> **Short exercise**:
Filter the listing below, copying every line in which the word "this" appears.

** begin Items **

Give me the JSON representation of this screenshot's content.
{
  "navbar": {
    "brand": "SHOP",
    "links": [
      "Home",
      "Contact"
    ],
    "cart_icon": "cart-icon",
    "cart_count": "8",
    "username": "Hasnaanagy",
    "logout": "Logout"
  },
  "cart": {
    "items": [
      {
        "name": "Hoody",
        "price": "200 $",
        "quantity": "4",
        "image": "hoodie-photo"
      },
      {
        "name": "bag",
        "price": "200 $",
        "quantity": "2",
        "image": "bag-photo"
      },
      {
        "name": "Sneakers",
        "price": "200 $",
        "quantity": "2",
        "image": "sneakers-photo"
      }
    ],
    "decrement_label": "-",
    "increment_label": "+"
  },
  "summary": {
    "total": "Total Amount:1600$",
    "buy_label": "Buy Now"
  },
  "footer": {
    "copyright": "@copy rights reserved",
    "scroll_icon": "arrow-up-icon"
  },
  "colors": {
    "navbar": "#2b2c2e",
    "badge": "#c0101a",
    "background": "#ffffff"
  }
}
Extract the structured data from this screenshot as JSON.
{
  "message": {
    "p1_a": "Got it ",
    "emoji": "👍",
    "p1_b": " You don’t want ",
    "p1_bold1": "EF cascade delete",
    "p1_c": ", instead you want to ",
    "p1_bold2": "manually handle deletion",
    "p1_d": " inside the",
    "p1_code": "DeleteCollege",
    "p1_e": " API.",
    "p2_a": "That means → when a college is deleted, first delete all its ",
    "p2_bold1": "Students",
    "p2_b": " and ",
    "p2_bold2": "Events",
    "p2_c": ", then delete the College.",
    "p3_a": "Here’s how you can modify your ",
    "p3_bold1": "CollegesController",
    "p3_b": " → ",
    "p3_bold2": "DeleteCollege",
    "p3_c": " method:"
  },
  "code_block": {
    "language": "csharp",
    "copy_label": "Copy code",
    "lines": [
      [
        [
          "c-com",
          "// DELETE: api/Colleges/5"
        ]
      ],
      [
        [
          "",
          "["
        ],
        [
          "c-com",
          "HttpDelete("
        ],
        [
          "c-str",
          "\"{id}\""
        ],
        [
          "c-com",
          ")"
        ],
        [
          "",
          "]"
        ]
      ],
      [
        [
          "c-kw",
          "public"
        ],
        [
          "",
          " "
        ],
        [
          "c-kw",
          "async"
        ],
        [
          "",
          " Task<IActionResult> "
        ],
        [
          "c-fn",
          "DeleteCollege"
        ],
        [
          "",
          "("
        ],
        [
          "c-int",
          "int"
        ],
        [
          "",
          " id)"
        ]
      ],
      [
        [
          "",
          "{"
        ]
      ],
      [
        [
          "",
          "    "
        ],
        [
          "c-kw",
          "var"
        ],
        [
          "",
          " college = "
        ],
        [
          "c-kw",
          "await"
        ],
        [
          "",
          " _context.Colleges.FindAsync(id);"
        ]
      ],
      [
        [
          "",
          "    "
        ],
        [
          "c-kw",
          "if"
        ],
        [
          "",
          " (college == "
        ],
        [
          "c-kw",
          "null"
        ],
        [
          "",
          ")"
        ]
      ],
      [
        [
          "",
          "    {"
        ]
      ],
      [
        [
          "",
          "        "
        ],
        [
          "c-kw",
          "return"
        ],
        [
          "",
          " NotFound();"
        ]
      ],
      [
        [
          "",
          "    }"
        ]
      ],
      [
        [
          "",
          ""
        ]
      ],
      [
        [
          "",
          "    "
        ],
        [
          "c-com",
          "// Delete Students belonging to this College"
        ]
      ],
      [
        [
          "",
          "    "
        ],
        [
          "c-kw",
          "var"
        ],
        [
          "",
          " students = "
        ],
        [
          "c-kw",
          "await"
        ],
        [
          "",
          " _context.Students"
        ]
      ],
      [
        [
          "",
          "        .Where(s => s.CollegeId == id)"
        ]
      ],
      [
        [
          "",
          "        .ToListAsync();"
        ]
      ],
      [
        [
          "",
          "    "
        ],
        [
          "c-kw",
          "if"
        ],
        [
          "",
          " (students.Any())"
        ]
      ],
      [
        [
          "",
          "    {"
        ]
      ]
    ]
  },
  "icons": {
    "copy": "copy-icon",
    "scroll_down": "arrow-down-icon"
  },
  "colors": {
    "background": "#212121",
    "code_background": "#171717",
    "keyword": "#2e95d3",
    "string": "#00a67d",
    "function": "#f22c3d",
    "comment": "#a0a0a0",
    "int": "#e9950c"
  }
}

** end Items **
** begin Items **

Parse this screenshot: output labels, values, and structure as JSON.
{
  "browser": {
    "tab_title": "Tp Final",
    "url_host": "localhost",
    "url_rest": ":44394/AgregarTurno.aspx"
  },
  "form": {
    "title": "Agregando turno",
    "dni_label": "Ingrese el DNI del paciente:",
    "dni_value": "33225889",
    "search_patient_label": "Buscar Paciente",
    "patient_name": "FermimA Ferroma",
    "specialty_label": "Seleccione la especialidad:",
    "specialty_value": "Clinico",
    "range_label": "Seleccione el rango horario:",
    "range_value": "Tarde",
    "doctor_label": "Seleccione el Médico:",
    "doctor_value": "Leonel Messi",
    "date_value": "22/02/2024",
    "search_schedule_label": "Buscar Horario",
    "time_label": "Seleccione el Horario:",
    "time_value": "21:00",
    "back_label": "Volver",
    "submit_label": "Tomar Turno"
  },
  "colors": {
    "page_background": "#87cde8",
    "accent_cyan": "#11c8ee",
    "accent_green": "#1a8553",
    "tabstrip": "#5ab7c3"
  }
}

** end Items **
** begin Items **

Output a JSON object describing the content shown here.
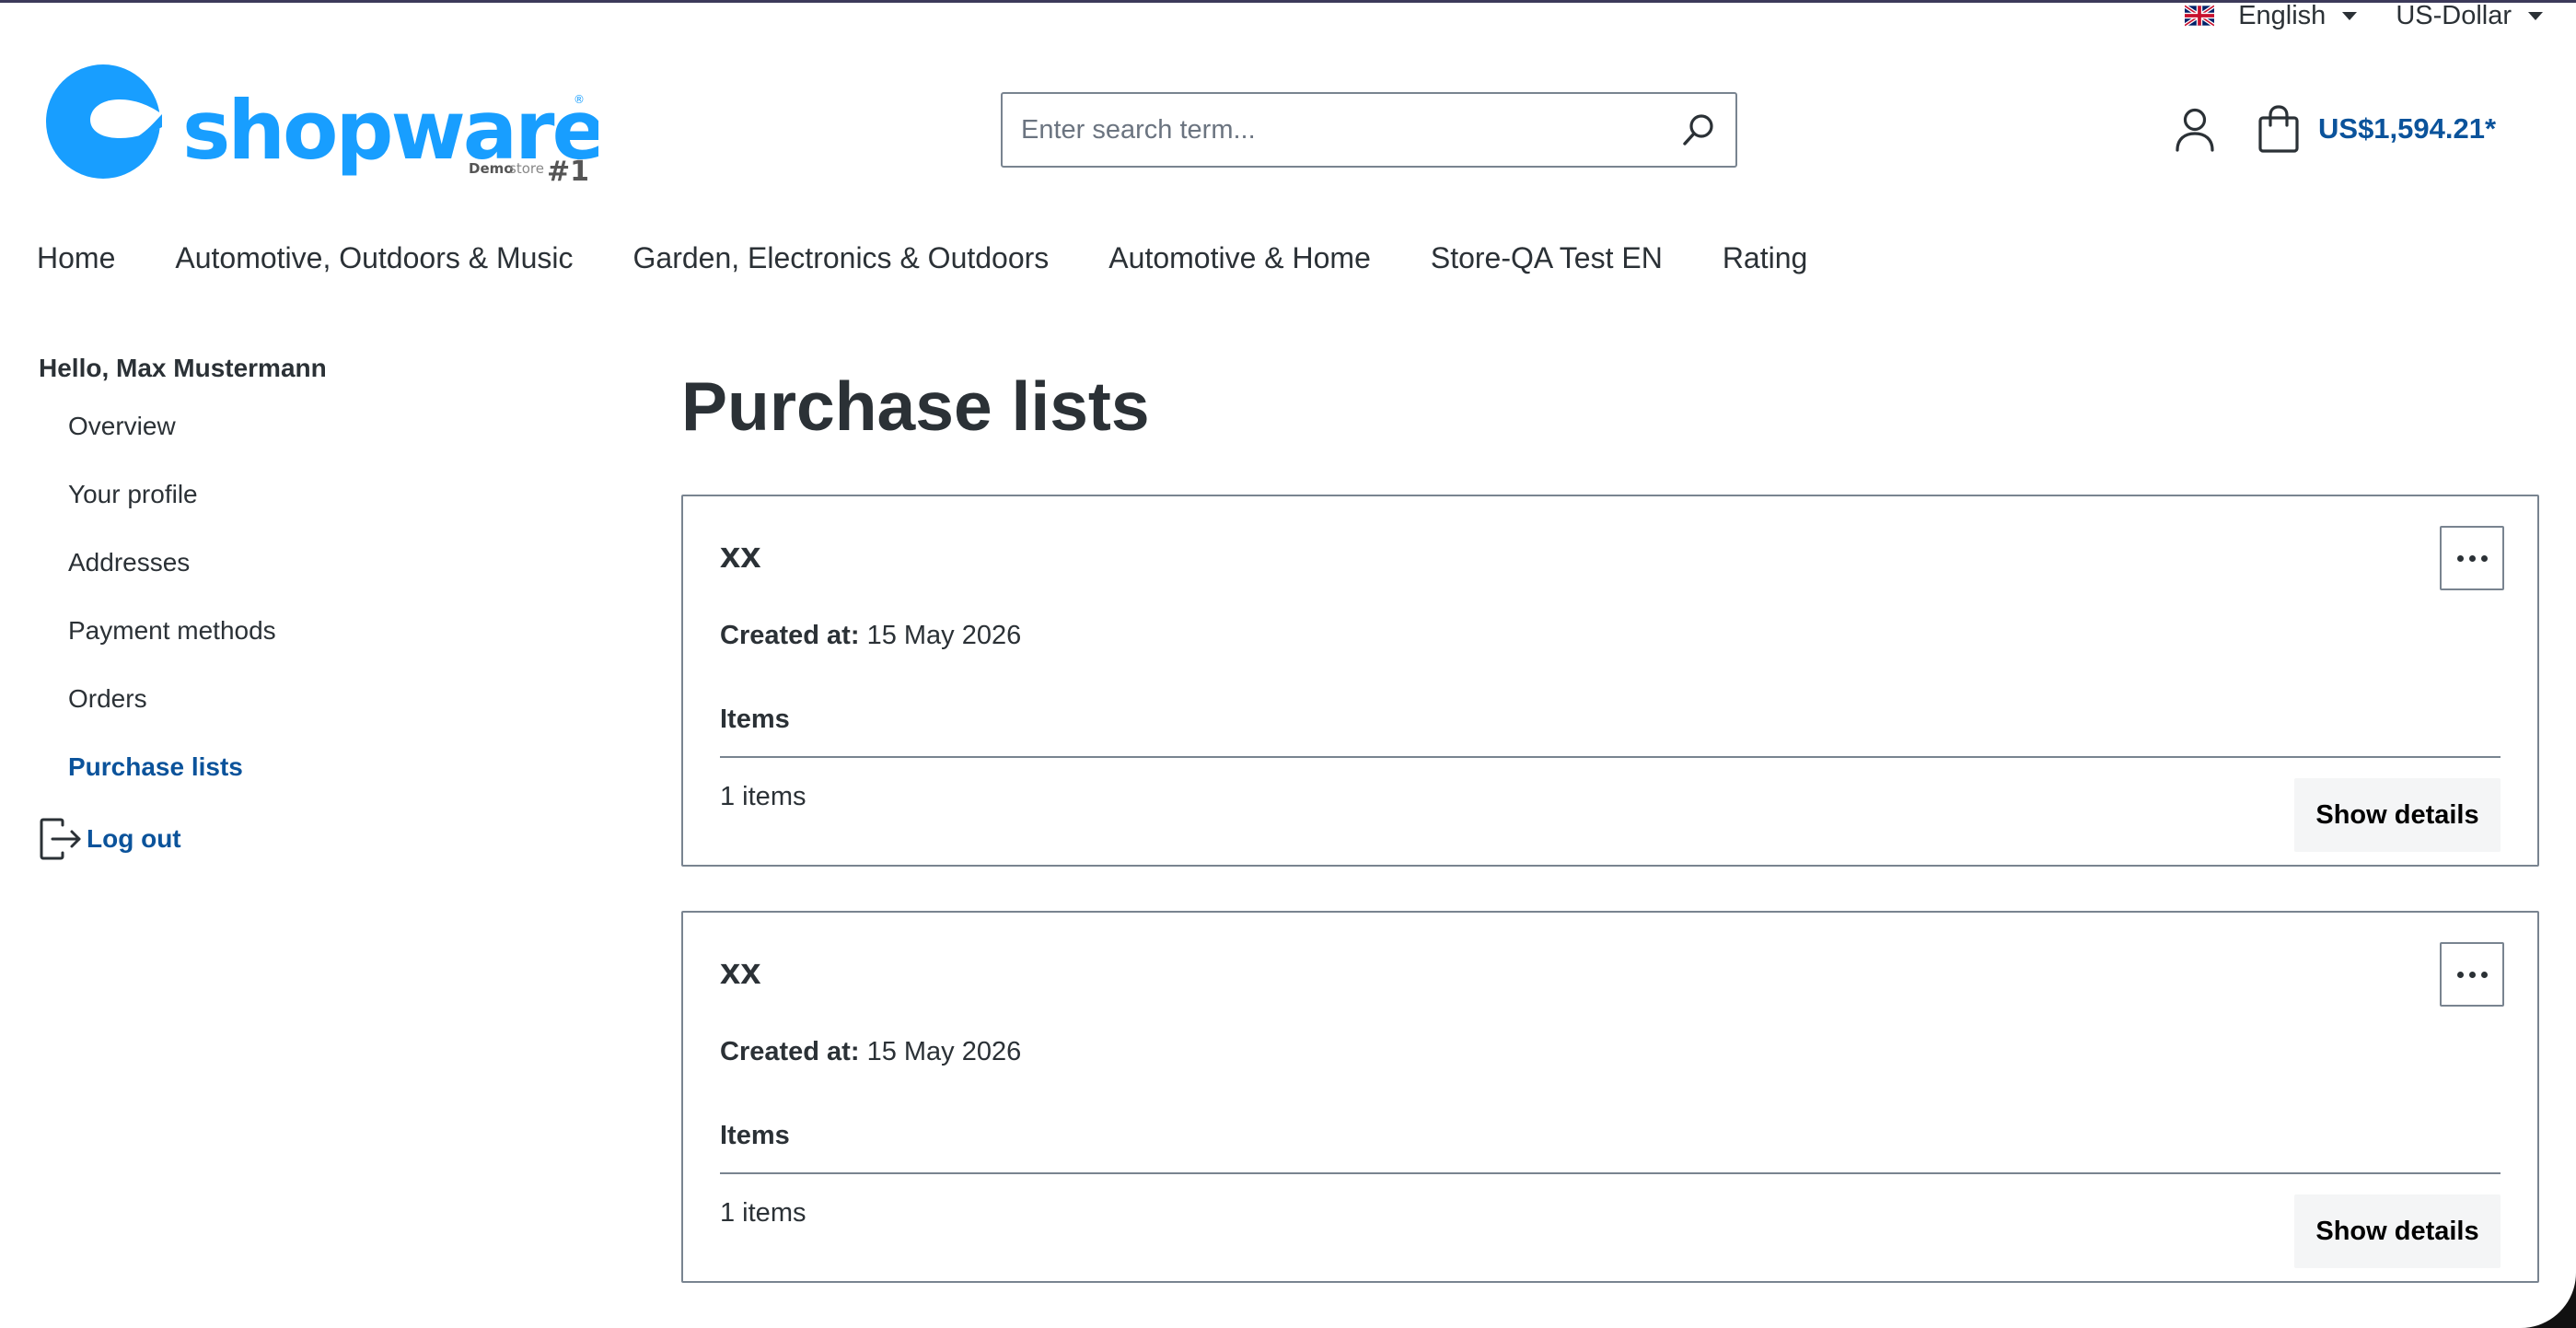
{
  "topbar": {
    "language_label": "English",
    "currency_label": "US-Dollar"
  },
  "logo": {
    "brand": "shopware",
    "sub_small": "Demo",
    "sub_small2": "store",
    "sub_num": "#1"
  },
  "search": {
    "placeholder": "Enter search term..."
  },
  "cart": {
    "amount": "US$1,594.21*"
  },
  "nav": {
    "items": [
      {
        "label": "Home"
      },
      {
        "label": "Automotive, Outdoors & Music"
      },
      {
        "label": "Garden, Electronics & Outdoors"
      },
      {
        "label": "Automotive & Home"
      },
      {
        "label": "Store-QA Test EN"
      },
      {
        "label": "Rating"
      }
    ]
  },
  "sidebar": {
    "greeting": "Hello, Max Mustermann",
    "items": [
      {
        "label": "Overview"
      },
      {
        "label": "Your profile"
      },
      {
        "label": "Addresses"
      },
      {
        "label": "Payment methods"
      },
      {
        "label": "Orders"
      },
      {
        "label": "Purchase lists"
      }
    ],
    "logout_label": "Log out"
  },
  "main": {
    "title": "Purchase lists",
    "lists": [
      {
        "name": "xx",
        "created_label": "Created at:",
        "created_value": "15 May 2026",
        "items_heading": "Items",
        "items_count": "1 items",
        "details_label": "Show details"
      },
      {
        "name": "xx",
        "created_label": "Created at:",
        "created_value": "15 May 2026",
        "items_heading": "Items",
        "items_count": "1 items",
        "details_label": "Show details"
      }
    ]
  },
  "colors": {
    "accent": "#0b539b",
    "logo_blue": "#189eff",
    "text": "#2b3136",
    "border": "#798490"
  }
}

** end Items **

> **Final result**:
Give me the JSON representation of this screenshot's content.
Extract the structured data from this screenshot as JSON.
          "// Delete Students belonging to this College"
Parse this screenshot: output labels, values, and structure as JSON.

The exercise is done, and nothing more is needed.